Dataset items
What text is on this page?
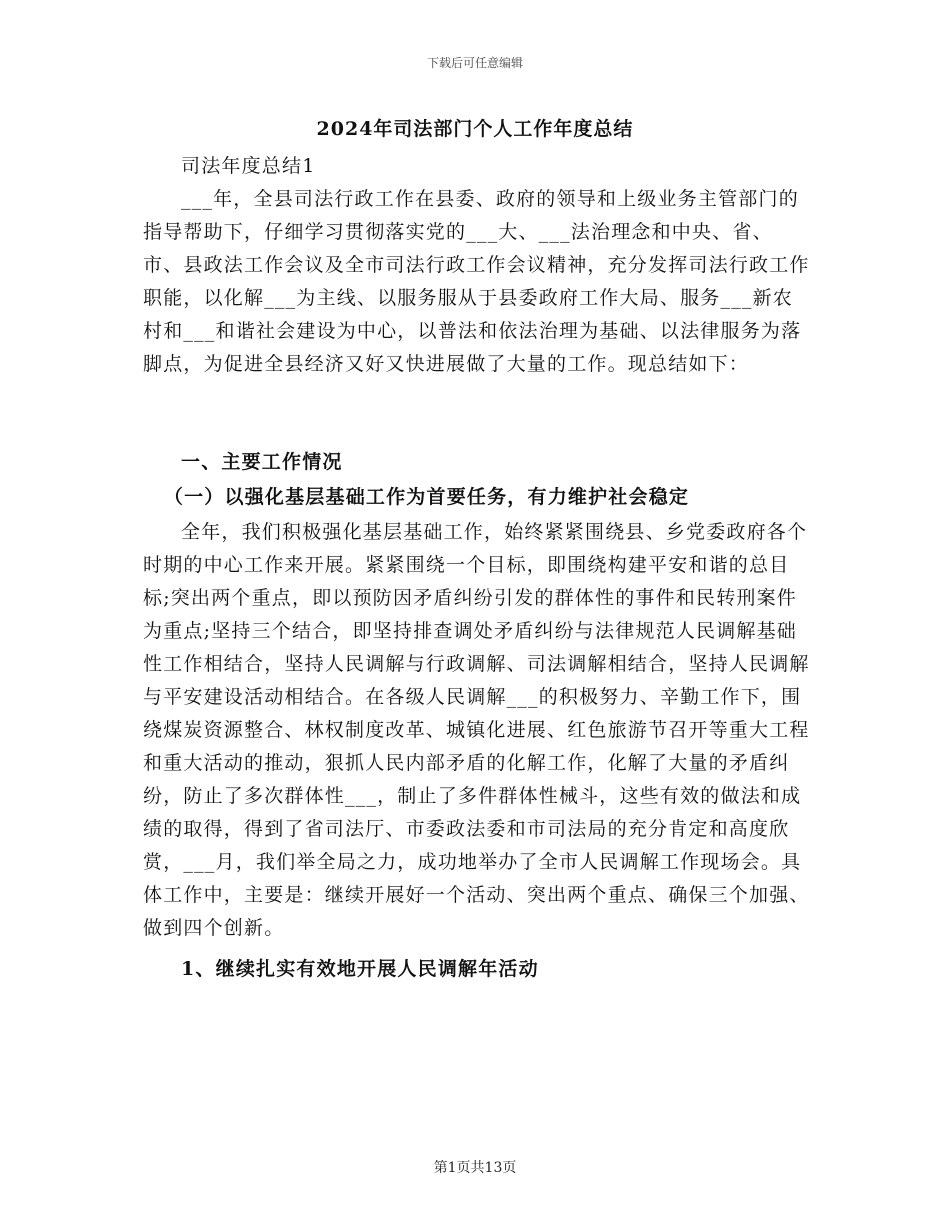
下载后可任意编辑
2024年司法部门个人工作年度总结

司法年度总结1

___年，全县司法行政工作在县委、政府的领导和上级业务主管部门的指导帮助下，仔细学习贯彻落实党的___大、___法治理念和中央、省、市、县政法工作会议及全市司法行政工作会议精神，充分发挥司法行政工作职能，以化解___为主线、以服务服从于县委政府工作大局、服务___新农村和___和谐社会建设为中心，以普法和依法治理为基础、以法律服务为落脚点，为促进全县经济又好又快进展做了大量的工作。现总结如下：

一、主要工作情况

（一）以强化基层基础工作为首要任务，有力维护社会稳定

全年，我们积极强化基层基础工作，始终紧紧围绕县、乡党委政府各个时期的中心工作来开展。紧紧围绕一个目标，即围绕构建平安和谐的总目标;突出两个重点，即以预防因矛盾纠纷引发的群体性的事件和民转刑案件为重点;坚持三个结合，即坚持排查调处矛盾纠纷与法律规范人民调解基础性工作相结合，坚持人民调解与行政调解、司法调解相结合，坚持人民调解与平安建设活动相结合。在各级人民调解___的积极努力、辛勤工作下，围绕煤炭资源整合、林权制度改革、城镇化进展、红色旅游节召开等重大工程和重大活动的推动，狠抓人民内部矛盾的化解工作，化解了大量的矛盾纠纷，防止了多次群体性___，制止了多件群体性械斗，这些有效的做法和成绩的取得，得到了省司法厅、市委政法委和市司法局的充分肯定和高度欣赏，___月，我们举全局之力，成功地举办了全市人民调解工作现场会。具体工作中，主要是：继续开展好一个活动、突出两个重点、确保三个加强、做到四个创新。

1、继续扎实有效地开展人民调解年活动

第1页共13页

...

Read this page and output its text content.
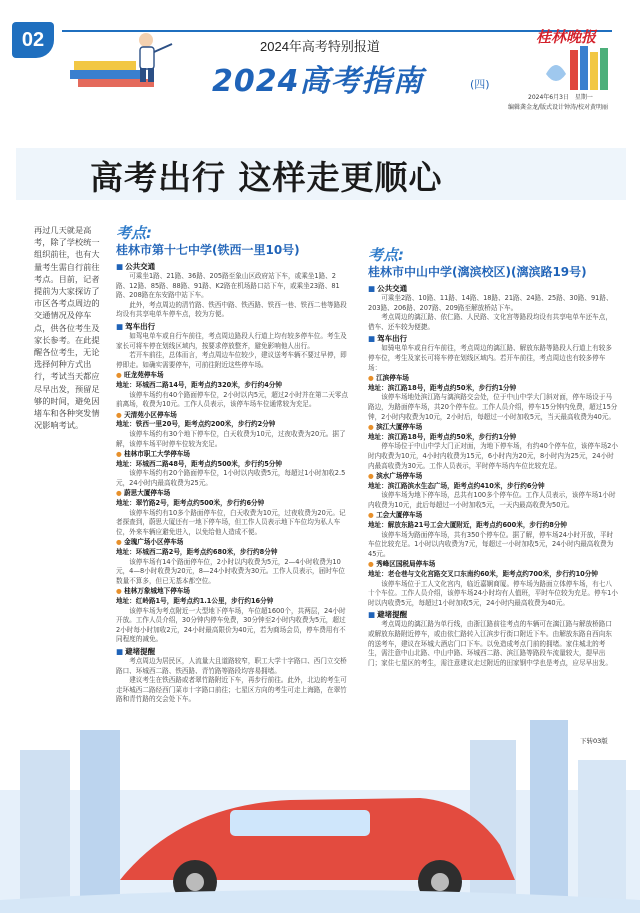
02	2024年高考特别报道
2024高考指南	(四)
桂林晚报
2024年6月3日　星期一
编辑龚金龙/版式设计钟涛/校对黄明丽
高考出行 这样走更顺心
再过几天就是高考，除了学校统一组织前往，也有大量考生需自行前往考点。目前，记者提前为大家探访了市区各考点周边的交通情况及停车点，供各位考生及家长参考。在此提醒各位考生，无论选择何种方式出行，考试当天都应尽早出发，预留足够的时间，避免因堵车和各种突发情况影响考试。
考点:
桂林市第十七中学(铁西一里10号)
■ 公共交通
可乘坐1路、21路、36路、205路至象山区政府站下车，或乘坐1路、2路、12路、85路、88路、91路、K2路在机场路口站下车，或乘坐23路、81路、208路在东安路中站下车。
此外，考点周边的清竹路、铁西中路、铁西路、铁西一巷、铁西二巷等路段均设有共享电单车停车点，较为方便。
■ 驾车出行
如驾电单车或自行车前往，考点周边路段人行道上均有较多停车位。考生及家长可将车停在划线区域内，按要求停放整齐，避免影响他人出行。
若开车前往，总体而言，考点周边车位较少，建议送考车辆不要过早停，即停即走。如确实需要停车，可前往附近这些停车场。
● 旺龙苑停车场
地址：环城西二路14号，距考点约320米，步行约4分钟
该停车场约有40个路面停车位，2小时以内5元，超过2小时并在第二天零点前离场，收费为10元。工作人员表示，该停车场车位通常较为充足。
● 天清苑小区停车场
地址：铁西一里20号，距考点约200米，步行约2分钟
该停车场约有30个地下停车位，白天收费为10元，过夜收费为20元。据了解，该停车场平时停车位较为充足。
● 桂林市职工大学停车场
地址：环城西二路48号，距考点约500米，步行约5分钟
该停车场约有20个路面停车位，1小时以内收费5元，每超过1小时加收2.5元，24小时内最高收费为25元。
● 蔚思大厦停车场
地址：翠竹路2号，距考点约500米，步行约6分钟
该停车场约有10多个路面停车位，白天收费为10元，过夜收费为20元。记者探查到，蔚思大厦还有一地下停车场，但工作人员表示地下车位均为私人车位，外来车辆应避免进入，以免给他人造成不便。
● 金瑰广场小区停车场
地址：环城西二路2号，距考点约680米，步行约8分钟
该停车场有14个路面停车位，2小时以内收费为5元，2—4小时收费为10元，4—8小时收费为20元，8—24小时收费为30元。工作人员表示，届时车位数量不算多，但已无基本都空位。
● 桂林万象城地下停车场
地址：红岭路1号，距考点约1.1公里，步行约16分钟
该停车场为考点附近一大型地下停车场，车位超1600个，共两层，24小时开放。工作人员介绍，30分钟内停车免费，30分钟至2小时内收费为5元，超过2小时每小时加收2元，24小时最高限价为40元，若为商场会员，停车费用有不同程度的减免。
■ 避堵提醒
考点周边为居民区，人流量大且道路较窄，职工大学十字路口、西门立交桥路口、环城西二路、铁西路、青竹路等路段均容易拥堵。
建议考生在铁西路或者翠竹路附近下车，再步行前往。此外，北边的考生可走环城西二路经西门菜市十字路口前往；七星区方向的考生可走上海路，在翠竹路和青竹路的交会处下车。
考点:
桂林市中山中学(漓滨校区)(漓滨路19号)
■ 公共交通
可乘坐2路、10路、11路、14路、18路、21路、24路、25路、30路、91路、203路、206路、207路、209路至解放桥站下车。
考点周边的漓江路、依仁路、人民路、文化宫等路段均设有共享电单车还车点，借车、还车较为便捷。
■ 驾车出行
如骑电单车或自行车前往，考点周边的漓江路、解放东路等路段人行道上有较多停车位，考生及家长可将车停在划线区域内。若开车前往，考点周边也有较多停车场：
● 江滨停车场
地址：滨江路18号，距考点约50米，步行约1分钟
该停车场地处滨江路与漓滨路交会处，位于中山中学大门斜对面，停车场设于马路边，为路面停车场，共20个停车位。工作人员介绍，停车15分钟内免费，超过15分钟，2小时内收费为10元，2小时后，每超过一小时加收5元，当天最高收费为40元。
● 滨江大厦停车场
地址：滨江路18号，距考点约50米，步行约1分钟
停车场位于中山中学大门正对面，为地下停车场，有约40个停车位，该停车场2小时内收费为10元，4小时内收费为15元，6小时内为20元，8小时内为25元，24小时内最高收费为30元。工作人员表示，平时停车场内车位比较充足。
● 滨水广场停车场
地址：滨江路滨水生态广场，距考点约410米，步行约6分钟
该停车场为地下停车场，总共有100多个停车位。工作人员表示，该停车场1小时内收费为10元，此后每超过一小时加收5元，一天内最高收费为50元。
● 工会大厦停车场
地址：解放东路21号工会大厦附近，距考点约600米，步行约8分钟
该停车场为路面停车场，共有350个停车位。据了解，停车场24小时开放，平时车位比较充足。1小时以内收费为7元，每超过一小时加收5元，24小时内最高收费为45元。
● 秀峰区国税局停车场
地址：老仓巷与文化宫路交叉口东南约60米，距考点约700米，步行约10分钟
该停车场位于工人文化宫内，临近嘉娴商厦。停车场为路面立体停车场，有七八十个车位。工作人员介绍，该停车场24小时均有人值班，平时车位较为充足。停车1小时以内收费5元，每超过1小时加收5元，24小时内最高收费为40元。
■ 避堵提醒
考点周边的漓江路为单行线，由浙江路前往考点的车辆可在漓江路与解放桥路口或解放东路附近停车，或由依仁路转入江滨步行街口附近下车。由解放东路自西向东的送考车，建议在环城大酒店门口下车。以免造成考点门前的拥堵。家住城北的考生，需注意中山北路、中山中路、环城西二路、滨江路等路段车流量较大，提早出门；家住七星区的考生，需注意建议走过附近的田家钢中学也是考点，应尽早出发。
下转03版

## Exercise details
Pick each line holding the word "this" out of the listing.

## Task response
What text is on this page?
Read this page and output its text content.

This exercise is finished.